**Work instruction**.
Go through the data and report each line that holds the string "JSON".

──────

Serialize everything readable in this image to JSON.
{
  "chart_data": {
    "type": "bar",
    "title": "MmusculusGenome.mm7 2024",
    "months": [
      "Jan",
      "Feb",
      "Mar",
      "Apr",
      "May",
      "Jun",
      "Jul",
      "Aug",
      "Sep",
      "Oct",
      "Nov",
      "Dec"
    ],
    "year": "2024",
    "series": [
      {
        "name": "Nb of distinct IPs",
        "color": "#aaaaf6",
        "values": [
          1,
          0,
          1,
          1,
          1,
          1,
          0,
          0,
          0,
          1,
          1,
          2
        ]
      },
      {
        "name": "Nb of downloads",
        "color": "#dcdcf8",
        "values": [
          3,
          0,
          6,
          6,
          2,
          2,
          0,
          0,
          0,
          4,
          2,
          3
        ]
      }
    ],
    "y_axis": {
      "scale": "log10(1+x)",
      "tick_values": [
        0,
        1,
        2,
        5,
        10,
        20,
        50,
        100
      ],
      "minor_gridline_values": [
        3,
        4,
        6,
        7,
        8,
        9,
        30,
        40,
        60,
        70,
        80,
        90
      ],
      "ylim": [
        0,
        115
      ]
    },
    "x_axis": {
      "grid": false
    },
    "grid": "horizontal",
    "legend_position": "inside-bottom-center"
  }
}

──────

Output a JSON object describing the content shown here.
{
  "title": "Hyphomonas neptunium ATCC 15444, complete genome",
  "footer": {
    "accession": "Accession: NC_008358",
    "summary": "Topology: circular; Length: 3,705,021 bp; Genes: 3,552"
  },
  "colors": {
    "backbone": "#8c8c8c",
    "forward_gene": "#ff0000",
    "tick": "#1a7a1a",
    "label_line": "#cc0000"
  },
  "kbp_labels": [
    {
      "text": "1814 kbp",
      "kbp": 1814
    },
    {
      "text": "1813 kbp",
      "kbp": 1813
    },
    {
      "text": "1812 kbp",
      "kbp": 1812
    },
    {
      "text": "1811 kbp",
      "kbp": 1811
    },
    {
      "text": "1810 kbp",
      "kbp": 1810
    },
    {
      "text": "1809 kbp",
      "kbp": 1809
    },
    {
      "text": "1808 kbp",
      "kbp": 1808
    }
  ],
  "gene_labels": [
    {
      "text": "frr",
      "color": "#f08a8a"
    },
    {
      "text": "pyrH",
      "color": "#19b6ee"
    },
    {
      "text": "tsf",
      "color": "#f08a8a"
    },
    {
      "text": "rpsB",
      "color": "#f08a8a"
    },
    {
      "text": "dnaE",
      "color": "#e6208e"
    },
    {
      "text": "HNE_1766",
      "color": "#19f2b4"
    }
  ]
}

──────

**Result of the exercise**.
Serialize everything readable in this image to JSON.
Output a JSON object describing the content shown here.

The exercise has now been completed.